Records that describe figures:
>>>>
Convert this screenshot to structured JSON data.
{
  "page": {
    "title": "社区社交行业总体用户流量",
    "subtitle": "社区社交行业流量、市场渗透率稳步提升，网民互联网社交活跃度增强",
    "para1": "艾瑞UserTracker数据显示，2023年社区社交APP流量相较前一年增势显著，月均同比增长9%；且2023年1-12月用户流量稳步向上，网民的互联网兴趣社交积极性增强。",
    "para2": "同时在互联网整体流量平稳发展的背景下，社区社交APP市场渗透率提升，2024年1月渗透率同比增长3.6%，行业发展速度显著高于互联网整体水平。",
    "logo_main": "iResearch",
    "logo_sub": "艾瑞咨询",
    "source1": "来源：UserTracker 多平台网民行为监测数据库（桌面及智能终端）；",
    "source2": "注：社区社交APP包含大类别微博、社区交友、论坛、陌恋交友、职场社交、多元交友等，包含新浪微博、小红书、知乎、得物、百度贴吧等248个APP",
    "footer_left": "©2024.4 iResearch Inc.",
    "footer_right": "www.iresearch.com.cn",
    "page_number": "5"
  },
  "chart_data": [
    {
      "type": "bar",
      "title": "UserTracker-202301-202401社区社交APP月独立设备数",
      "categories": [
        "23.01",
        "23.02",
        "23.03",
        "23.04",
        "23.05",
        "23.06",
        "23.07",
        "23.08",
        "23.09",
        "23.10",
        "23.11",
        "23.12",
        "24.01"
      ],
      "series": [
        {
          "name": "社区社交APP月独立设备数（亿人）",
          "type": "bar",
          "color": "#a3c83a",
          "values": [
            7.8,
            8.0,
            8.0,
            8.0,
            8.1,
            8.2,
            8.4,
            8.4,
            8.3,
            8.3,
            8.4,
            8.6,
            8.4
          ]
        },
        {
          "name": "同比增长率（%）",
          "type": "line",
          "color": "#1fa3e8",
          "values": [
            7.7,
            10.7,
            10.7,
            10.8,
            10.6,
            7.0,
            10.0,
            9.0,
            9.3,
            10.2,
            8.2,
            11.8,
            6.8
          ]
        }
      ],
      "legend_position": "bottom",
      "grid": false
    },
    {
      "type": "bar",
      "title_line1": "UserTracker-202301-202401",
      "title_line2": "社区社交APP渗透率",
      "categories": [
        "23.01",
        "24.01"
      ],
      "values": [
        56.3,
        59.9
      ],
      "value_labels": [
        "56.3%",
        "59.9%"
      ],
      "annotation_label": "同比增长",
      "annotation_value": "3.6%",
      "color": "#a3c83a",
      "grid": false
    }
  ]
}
<<<<
## Exercise objective:
Transcribe the whole listing with nothing added or left out.

## Result of this task:
Convert this screenshot to structured JSON data.
{
  "page": {
    "title": "社区社交行业总体用户流量",
    "subtitle": "社区社交行业流量、市场渗透率稳步提升，网民互联网社交活跃度增强",
    "para1": "艾瑞UserTracker数据显示，2023年社区社交APP流量相较前一年增势显著，月均同比增长9%；且2023年1-12月用户流量稳步向上，网民的互联网兴趣社交积极性增强。",
    "para2": "同时在互联网整体流量平稳发展的背景下，社区社交APP市场渗透率提升，2024年1月渗透率同比增长3.6%，行业发展速度显著高于互联网整体水平。",
    "logo_main": "iResearch",
    "logo_sub": "艾瑞咨询",
    "source1": "来源：UserTracker 多平台网民行为监测数据库（桌面及智能终端）；",
    "source2": "注：社区社交APP包含大类别微博、社区交友、论坛、陌恋交友、职场社交、多元交友等，包含新浪微博、小红书、知乎、得物、百度贴吧等248个APP",
    "footer_left": "©2024.4 iResearch Inc.",
    "footer_right": "www.iresearch.com.cn",
    "page_number": "5"
  },
  "chart_data": [
    {
      "type": "bar",
      "title": "UserTracker-202301-202401社区社交APP月独立设备数",
      "categories": [
        "23.01",
        "23.02",
        "23.03",
        "23.04",
        "23.05",
        "23.06",
        "23.07",
        "23.08",
        "23.09",
        "23.10",
        "23.11",
        "23.12",
        "24.01"
      ],
      "series": [
        {
          "name": "社区社交APP月独立设备数（亿人）",
          "type": "bar",
          "color": "#a3c83a",
          "values": [
            7.8,
            8.0,
            8.0,
            8.0,
            8.1,
            8.2,
            8.4,
            8.4,
            8.3,
            8.3,
            8.4,
            8.6,
            8.4
          ]
        },
        {
          "name": "同比增长率（%）",
          "type": "line",
          "color": "#1fa3e8",
          "values": [
            7.7,
            10.7,
            10.7,
            10.8,
            10.6,
            7.0,
            10.0,
            9.0,
            9.3,
            10.2,
            8.2,
            11.8,
            6.8
          ]
        }
      ],
      "legend_position": "bottom",
      "grid": false
    },
    {
      "type": "bar",
      "title_line1": "UserTracker-202301-202401",
      "title_line2": "社区社交APP渗透率",
      "categories": [
        "23.01",
        "24.01"
      ],
      "values": [
        56.3,
        59.9
      ],
      "value_labels": [
        "56.3%",
        "59.9%"
      ],
      "annotation_label": "同比增长",
      "annotation_value": "3.6%",
      "color": "#a3c83a",
      "grid": false
    }
  ]
}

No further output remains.